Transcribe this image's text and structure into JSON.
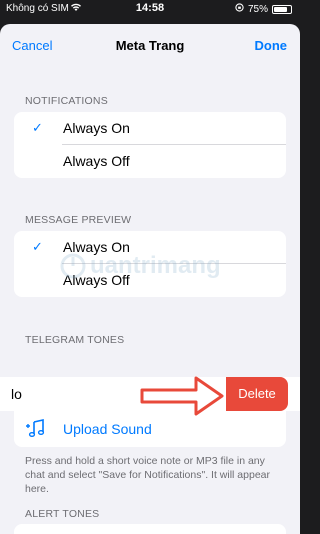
{
  "status": {
    "carrier": "Không có SIM",
    "time": "14:58",
    "battery": "75%"
  },
  "nav": {
    "cancel": "Cancel",
    "title": "Meta Trang",
    "done": "Done"
  },
  "notifications": {
    "header": "NOTIFICATIONS",
    "options": [
      {
        "label": "Always On",
        "selected": true
      },
      {
        "label": "Always Off",
        "selected": false
      }
    ]
  },
  "message_preview": {
    "header": "MESSAGE PREVIEW",
    "options": [
      {
        "label": "Always On",
        "selected": true
      },
      {
        "label": "Always Off",
        "selected": false
      }
    ]
  },
  "telegram_tones": {
    "header": "TELEGRAM TONES",
    "tone_label": "lo",
    "delete_label": "Delete",
    "upload_label": "Upload Sound",
    "footer": "Press and hold a short voice note or MP3 file in any chat and select \"Save for Notifications\". It will appear here."
  },
  "alert_tones": {
    "header": "ALERT TONES"
  },
  "watermark": "uantrimang",
  "colors": {
    "accent": "#007aff",
    "delete": "#e8493a",
    "arrow": "#e8493a"
  }
}
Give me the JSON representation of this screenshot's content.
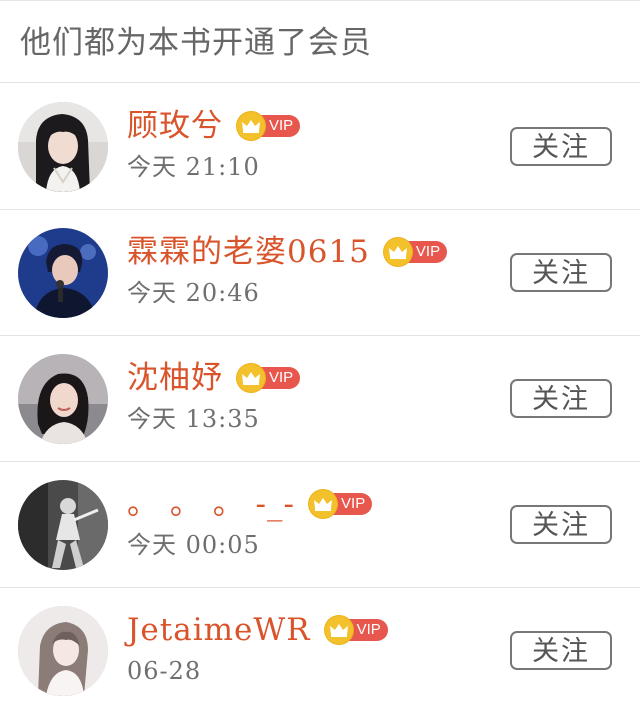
{
  "header": {
    "title": "他们都为本书开通了会员"
  },
  "colors": {
    "name": "#d9542b",
    "vip_badge": "#e8574d",
    "crown": "#f3c12c"
  },
  "members": [
    {
      "name": "顾玫兮",
      "vip_label": "VIP",
      "time": "今天 21:10",
      "follow_label": "关注",
      "avatar_icon": "avatar-girl-dark-hair"
    },
    {
      "name": "霖霖的老婆0615",
      "vip_label": "VIP",
      "time": "今天 20:46",
      "follow_label": "关注",
      "avatar_icon": "avatar-singer-stage"
    },
    {
      "name": "沈柚妤",
      "vip_label": "VIP",
      "time": "今天 13:35",
      "follow_label": "关注",
      "avatar_icon": "avatar-woman-smiling"
    },
    {
      "name": "。 。 。 -_-",
      "vip_label": "VIP",
      "time": "今天 00:05",
      "follow_label": "关注",
      "avatar_icon": "avatar-dancer-monochrome"
    },
    {
      "name": "JetaimeWR",
      "vip_label": "VIP",
      "time": "06-28",
      "follow_label": "关注",
      "avatar_icon": "avatar-girl-pale"
    }
  ]
}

[THE TASK] From the records given above, reproduce all text exactly and exclude each picture.

[TASK SOLUTION]
Transcribe this image's text and structure into JSON.
{
  "status": {
    "carrier": "Không có SIM",
    "time": "14:58",
    "battery": "75%"
  },
  "nav": {
    "cancel": "Cancel",
    "title": "Meta Trang",
    "done": "Done"
  },
  "notifications": {
    "header": "NOTIFICATIONS",
    "options": [
      {
        "label": "Always On",
        "selected": true
      },
      {
        "label": "Always Off",
        "selected": false
      }
    ]
  },
  "message_preview": {
    "header": "MESSAGE PREVIEW",
    "options": [
      {
        "label": "Always On",
        "selected": true
      },
      {
        "label": "Always Off",
        "selected": false
      }
    ]
  },
  "telegram_tones": {
    "header": "TELEGRAM TONES",
    "tone_label": "lo",
    "delete_label": "Delete",
    "upload_label": "Upload Sound",
    "footer": "Press and hold a short voice note or MP3 file in any chat and select \"Save for Notifications\". It will appear here."
  },
  "alert_tones": {
    "header": "ALERT TONES"
  },
  "watermark": "uantrimang",
  "colors": {
    "accent": "#007aff",
    "delete": "#e8493a",
    "arrow": "#e8493a"
  }
}
Give me the JSON representation of this screenshot's content.
{
  "header": {
    "title": "他们都为本书开通了会员"
  },
  "colors": {
    "name": "#d9542b",
    "vip_badge": "#e8574d",
    "crown": "#f3c12c"
  },
  "members": [
    {
      "name": "顾玫兮",
      "vip_label": "VIP",
      "time": "今天 21:10",
      "follow_label": "关注",
      "avatar_icon": "avatar-girl-dark-hair"
    },
    {
      "name": "霖霖的老婆0615",
      "vip_label": "VIP",
      "time": "今天 20:46",
      "follow_label": "关注",
      "avatar_icon": "avatar-singer-stage"
    },
    {
      "name": "沈柚妤",
      "vip_label": "VIP",
      "time": "今天 13:35",
      "follow_label": "关注",
      "avatar_icon": "avatar-woman-smiling"
    },
    {
      "name": "。 。 。 -_-",
      "vip_label": "VIP",
      "time": "今天 00:05",
      "follow_label": "关注",
      "avatar_icon": "avatar-dancer-monochrome"
    },
    {
      "name": "JetaimeWR",
      "vip_label": "VIP",
      "time": "06-28",
      "follow_label": "关注",
      "avatar_icon": "avatar-girl-pale"
    }
  ]
}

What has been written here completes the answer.